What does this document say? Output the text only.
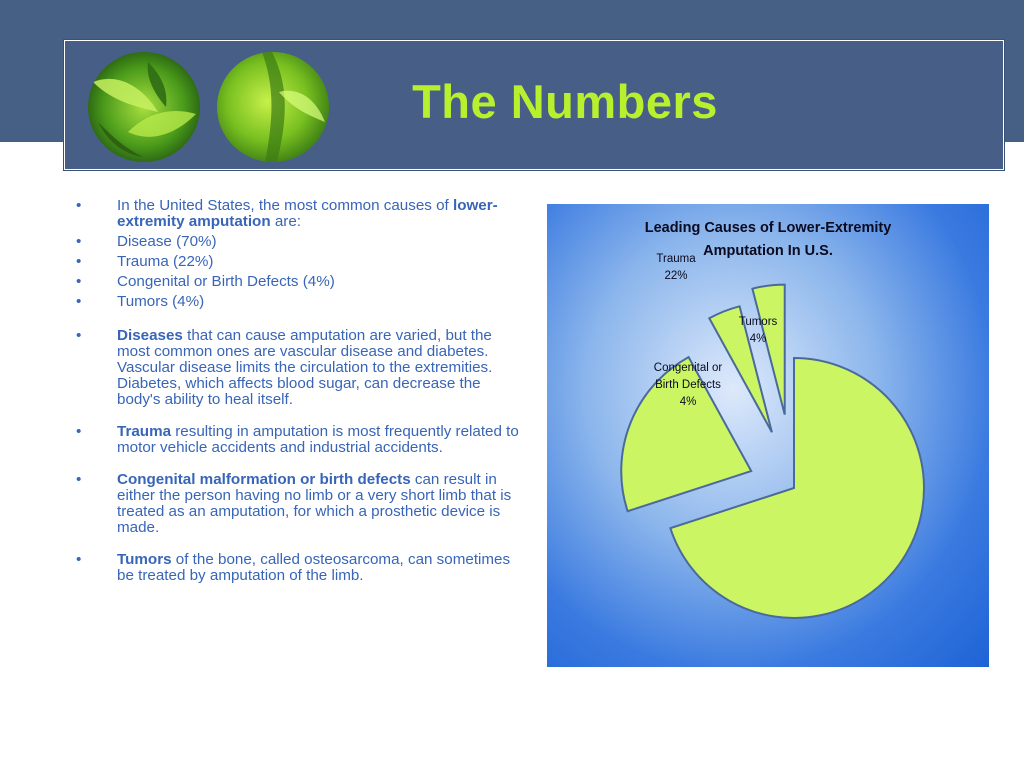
The Numbers
• In the United States, the most common causes of lower-extremity amputation are:
• Disease (70%)
• Trauma (22%)
• Congenital or Birth Defects (4%)
• Tumors (4%)
• Diseases that can cause amputation are varied, but the most common ones are vascular disease and diabetes. Vascular disease limits the circulation to the extremities. Diabetes, which affects blood sugar, can decrease the body's ability to heal itself.
• Trauma resulting in amputation is most frequently related to motor vehicle accidents and industrial accidents.
• Congenital malformation or birth defects can result in either the person having no limb or a very short limb that is treated as an amputation, for which a prosthetic device is made.
• Tumors of the bone, called osteosarcoma, can sometimes be treated by amputation of the limb.
Leading Causes of Lower-Extremity
Amputation In U.S.
Trauma
22%
Congenital or
Birth Defects
4%
Tumors
4%
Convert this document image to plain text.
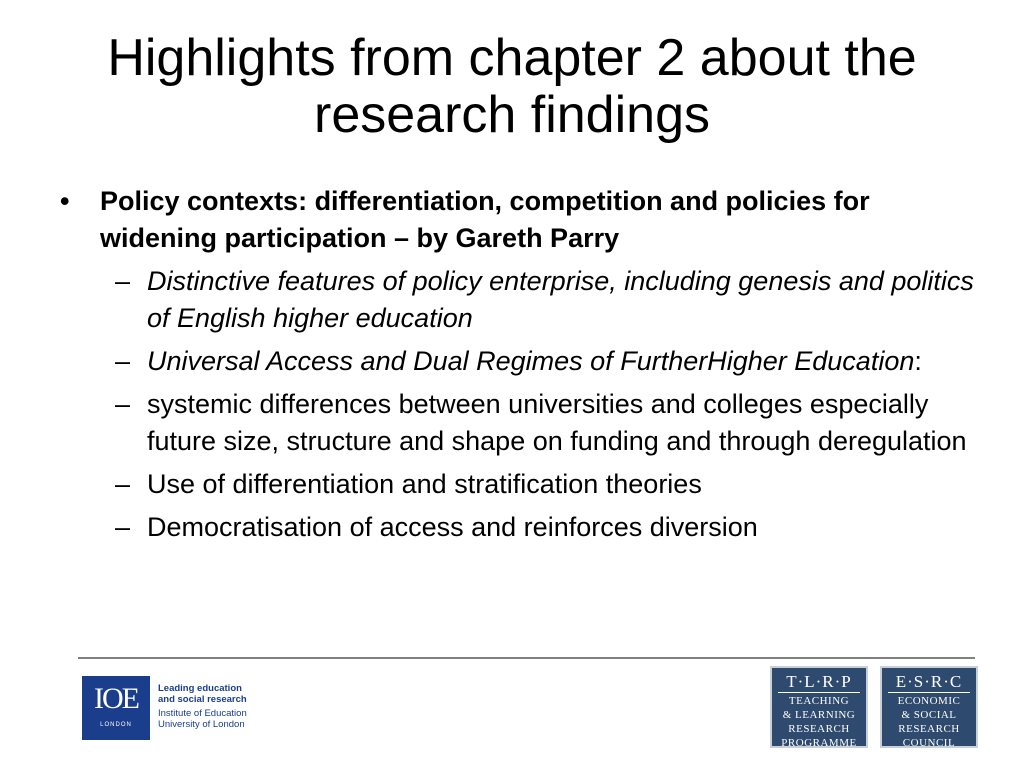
Highlights from chapter 2 about the research findings
• Policy contexts: differentiation, competition and policies for widening participation – by Gareth Parry
– Distinctive features of policy enterprise, including genesis and politics of English higher education
– Universal Access and Dual Regimes of FurtherHigher Education:
– systemic differences between universities and colleges especially future size, structure and shape on funding and through deregulation
– Use of differentiation and stratification theories
– Democratisation of access and reinforces diversion
IOE
LONDON
Leading education
and social research
Institute of Education
University of London
T·L·R·P
TEACHING
& LEARNING
RESEARCH
PROGRAMME
E·S·R·C
ECONOMIC
& SOCIAL
RESEARCH
COUNCIL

● Problem description:
Each record above needs to be copied exactly, with images left out.

● Answer box:
What does this document say? Output the text only.
The Numbers
• In the United States, the most common causes of lower-extremity amputation are:
• Disease (70%)
• Trauma (22%)
• Congenital or Birth Defects (4%)
• Tumors (4%)
• Diseases that can cause amputation are varied, but the most common ones are vascular disease and diabetes. Vascular disease limits the circulation to the extremities. Diabetes, which affects blood sugar, can decrease the body's ability to heal itself.
• Trauma resulting in amputation is most frequently related to motor vehicle accidents and industrial accidents.
• Congenital malformation or birth defects can result in either the person having no limb or a very short limb that is treated as an amputation, for which a prosthetic device is made.
• Tumors of the bone, called osteosarcoma, can sometimes be treated by amputation of the limb.
Leading Causes of Lower-Extremity
Amputation In U.S.
Trauma
22%
Congenital or
Birth Defects
4%
Tumors
4%
Convert this document image to plain text.
Highlights from chapter 2 about the research findings
• Policy contexts: differentiation, competition and policies for widening participation – by Gareth Parry
– Distinctive features of policy enterprise, including genesis and politics of English higher education
– Universal Access and Dual Regimes of FurtherHigher Education:
– systemic differences between universities and colleges especially future size, structure and shape on funding and through deregulation
– Use of differentiation and stratification theories
– Democratisation of access and reinforces diversion
IOE
LONDON
Leading education
and social research
Institute of Education
University of London
T·L·R·P
TEACHING
& LEARNING
RESEARCH
PROGRAMME
E·S·R·C
ECONOMIC
& SOCIAL
RESEARCH
COUNCIL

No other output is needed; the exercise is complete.